*WORK TO DO*.
Extract, from the listing that follows, each line containing the word "Rugoglobigerina".

*INPUT DATA*.
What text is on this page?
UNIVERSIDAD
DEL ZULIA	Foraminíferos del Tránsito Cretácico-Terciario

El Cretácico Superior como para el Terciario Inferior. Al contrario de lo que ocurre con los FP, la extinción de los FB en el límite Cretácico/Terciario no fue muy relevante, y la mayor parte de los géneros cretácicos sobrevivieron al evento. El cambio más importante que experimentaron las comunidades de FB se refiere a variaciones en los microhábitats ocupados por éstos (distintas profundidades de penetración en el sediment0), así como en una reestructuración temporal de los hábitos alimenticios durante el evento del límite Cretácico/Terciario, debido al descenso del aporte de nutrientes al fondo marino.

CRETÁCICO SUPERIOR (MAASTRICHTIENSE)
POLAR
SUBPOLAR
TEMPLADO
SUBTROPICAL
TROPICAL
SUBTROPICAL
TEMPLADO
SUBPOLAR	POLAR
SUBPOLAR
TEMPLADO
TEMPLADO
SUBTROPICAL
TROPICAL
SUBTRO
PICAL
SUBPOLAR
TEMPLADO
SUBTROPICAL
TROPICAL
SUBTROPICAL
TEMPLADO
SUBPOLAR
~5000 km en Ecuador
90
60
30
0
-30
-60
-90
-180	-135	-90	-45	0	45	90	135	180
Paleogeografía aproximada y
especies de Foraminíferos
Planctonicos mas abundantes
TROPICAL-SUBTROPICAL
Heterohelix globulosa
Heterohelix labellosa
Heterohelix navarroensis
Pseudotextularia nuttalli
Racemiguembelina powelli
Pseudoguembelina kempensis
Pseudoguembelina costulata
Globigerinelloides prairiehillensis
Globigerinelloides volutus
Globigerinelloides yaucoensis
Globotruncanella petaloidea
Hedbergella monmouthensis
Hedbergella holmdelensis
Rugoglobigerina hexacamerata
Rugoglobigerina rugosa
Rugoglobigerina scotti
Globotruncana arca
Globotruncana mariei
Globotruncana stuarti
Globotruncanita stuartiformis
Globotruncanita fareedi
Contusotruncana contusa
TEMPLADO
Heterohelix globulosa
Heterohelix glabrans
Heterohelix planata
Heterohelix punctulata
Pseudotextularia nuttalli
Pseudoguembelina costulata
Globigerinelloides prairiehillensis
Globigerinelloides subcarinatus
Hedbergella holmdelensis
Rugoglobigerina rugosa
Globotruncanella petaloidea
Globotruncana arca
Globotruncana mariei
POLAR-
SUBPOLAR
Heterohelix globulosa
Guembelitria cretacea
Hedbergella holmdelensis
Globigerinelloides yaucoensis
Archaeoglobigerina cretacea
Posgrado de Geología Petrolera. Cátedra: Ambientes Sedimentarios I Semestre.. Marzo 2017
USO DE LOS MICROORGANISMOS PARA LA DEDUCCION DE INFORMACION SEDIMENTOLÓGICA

*RESULT FOR THIS EXERCISE*.
Rugoglobigerina hexacamerata
Rugoglobigerina rugosa
Rugoglobigerina scotti
Rugoglobigerina rugosa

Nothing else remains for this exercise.